** Start of MATERIAL SHOWN **

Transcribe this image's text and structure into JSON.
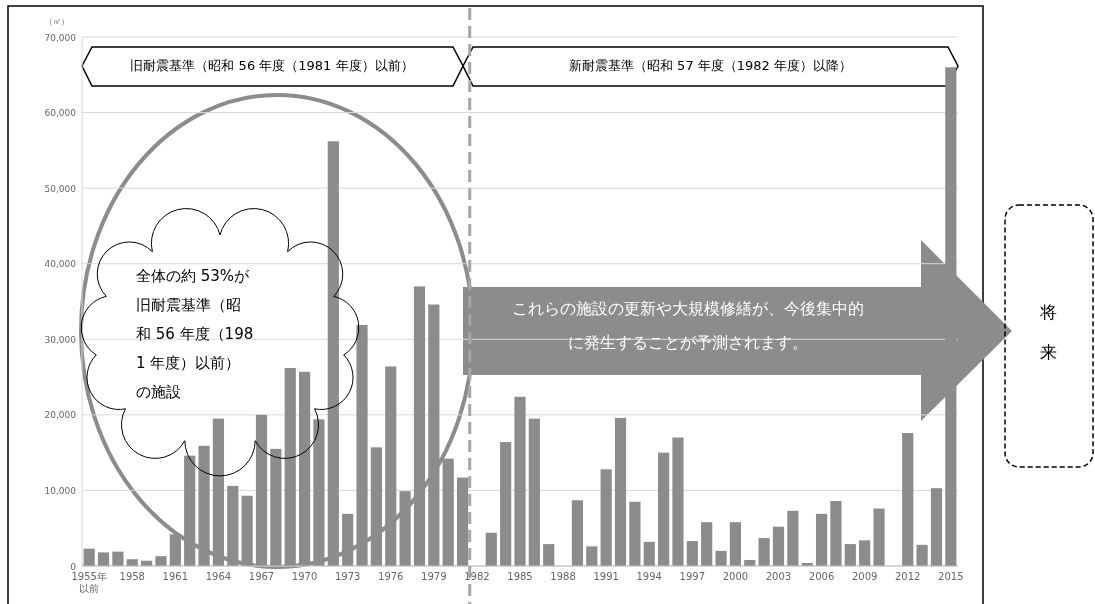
{
  "chart_data": {
    "type": "bar",
    "ylabel": "（㎡）",
    "categories": [
      "1955年以前",
      null,
      null,
      "1958",
      null,
      null,
      "1961",
      null,
      null,
      "1964",
      null,
      null,
      "1967",
      null,
      null,
      "1970",
      null,
      null,
      "1973",
      null,
      null,
      "1976",
      null,
      null,
      "1979",
      null,
      null,
      "1982",
      null,
      null,
      "1985",
      null,
      null,
      "1988",
      null,
      null,
      "1991",
      null,
      null,
      "1994",
      null,
      null,
      "1997",
      null,
      null,
      "2000",
      null,
      null,
      "2003",
      null,
      null,
      "2006",
      null,
      null,
      "2009",
      null,
      null,
      "2012",
      null,
      null,
      "2015"
    ],
    "values": [
      2300,
      1800,
      1900,
      900,
      700,
      1300,
      4200,
      14600,
      15900,
      19500,
      10600,
      9300,
      20000,
      15500,
      26200,
      25700,
      19400,
      56200,
      6900,
      31900,
      15700,
      26400,
      9900,
      37000,
      34600,
      14200,
      11700,
      null,
      4400,
      16400,
      22400,
      19500,
      2900,
      null,
      8700,
      2600,
      12800,
      19600,
      8500,
      3200,
      15000,
      17000,
      3300,
      5800,
      2000,
      5800,
      800,
      3700,
      5200,
      7300,
      400,
      6900,
      8600,
      2900,
      3400,
      7600,
      0,
      17600,
      2800,
      10300,
      66000
    ],
    "color": "#8c8c8c",
    "ylim": [
      0,
      70000
    ],
    "yticks": [
      0,
      {
        "value": 10000,
        "label": "10,000"
      },
      {
        "value": 20000,
        "label": "20,000"
      },
      {
        "value": 30000,
        "label": "30,000"
      },
      {
        "value": 40000,
        "label": "40,000"
      },
      {
        "value": 50000,
        "label": "50,000"
      },
      {
        "value": 60000,
        "label": "60,000"
      },
      {
        "value": 70000,
        "label": "70,000"
      }
    ],
    "grid": "y",
    "ref_lines": [
      {
        "axis": "x",
        "value": "1982",
        "line_style": "dashed",
        "color": "#a6a6a6"
      }
    ],
    "annotations": [
      "旧耐震基準（昭和 56 年度（1981 年度）以前）",
      "新耐震基準（昭和 57 年度（1982 年度）以降）",
      "全体の約 53%が旧耐震基準（昭和 56 年度（1981 年度）以前）の施設",
      "これらの施設の更新や大規模修繕が、今後集中的に発生することが予測されます。",
      "将来"
    ]
  }
}
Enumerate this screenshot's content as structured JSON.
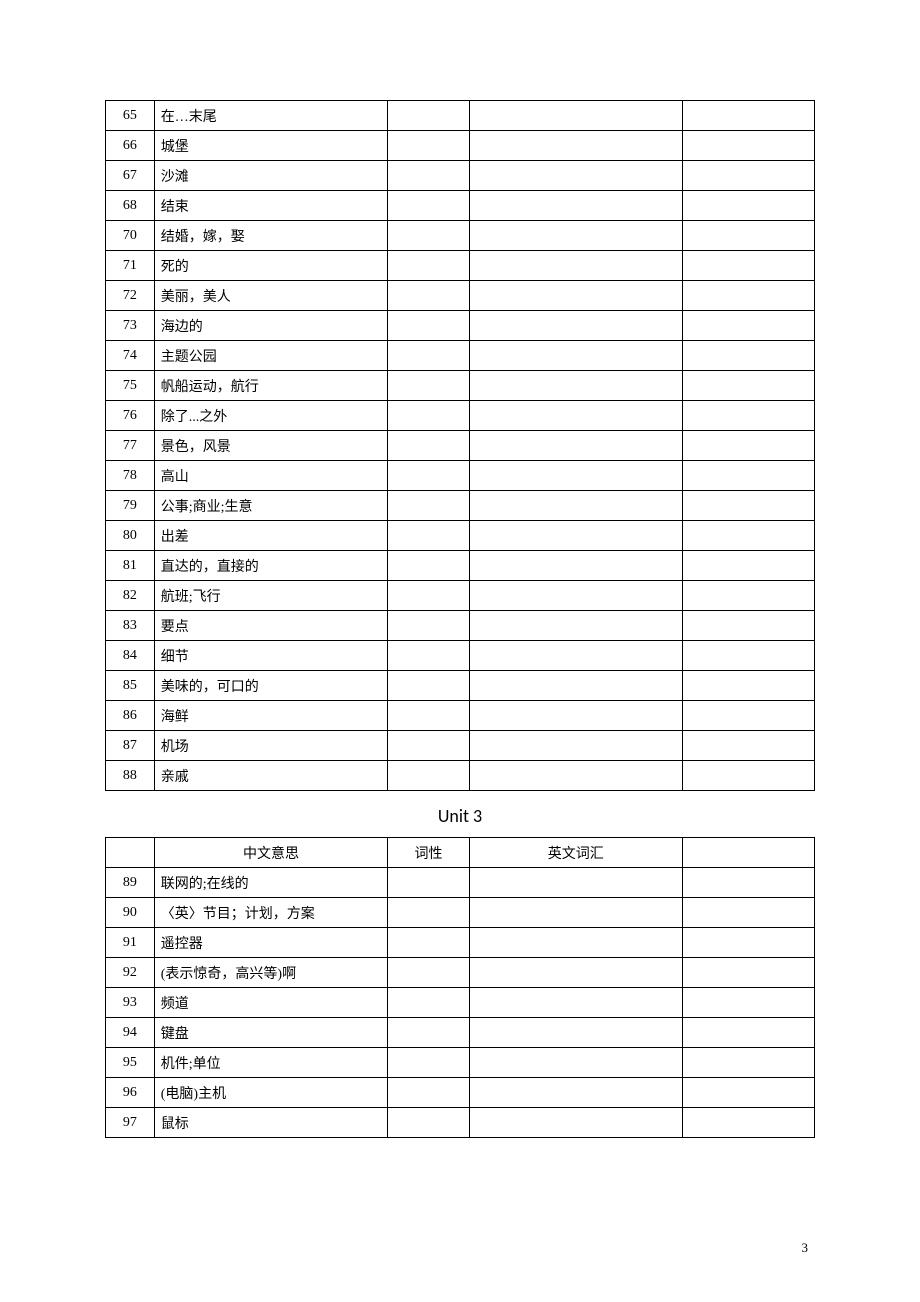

** End of MATERIAL SHOWN **

#### [DIRECTIONS]
Filter the data for the string "JSON" and copy every line that has it.

#### [RIGHT ANSWER]
Transcribe this image's text and structure into JSON.
Enumerate this screenshot's content as structured JSON.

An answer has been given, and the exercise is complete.